Text segment:
Chipotle’s latest earnings performance is likely to test investor patience, especially that of its largest one Pershing Square Capital Management, a $9 billion hedge fund run by William Ackman that has a 10 percent stake in the chain.

Under pressure from Ackman and other investors, Chipotle has revamped its board and management, strengthened its food safety and gave away millions of dollars in free food. In November, founder and Chief Executive Steve Ells said he would step aside after failing for two years to rescue sales and the company’s reputation.

Sales at Chipotle restaurants open at least 13 months rose 0.9 percent for the fourth quarter as lower traffic figures partially erased the gain from menu price increases.

To tackle declining footfall and weak sales, executives outlined plans to launch a loyalty program at mid-year and to redesign restaurants to accommodate mobile orders, delivery and catering.

Net profit was $43.8 million, or $1.55 per share.

Excluding a 21 cent per share gain related to U.S. tax changes, Chipotle beat Street’s profit view by 2 cents, according to Thomson Reuters I/B/E/S.

Provided data:

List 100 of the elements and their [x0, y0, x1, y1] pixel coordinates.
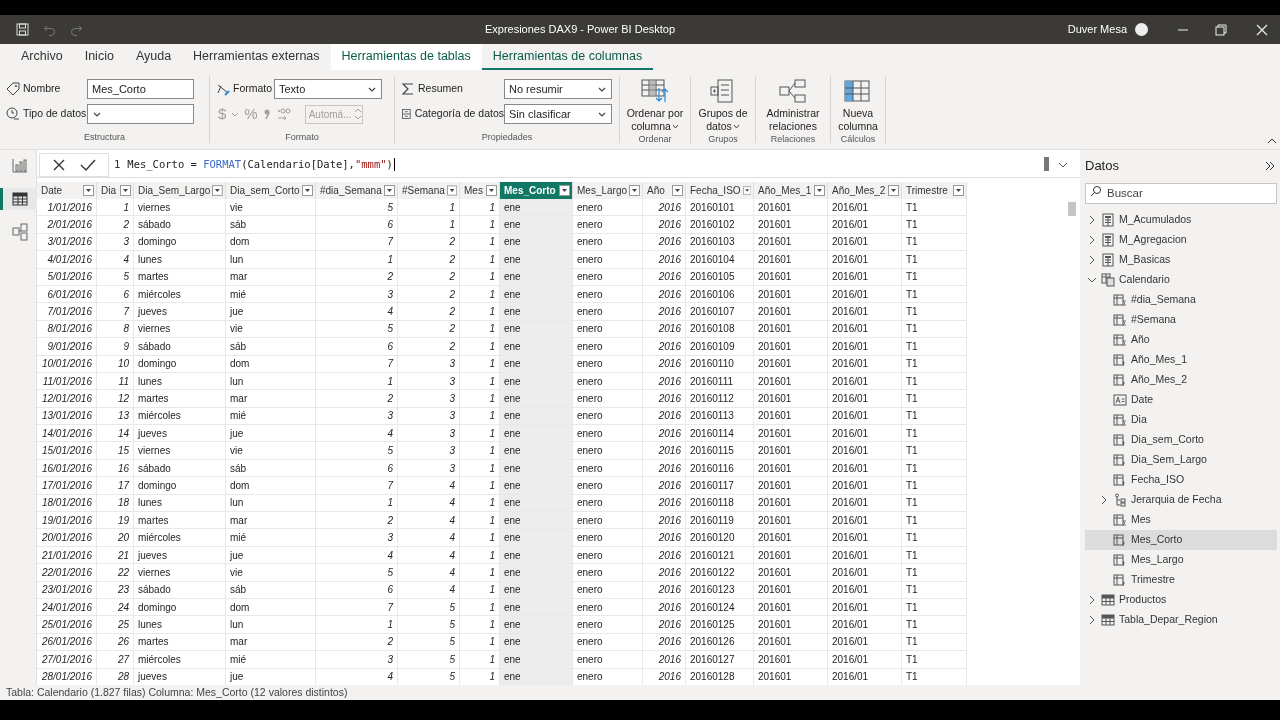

Given exercise 1:
From the Chipotle earnings article, list the steps the text says Chipotle took under pressure from Ackman and other investors.
Given exercise 2:
Continue the Chipotle earnings article from its final sentence.

Task result 1:
- Revamped its board and management
- Strengthened its food safety
- Gave away millions of dollars in free food

Task result 2:
Restaurant level operating margin increased to 14.9 percent, up from 13.5 percent a year earlier, but still significantly lower than peak margins of 28 percent.

Revenue jumped 7.3 percent to $1.1 billion, to match Wall Street’s view.

Chipotle forecast 2018 same-store sales in the low single-digit percentages and said it would open 130 to 150 new restaurants.

It estimated an effective tax rate for 2018 of between 30 and 31 percent, versus the 39 percent it previously expected.

The lower tax rate would result in savings of $40 million to $50 million in 2018. It plans to invest more than one-third of those savings in employee benefits, including one-time cash bonuses of up to $1,000 for crew and managers.

The chain is still searching for a new CEO to replace Ells, who has been alone at the helm since co-CEO Monty Moran was ousted in 2016.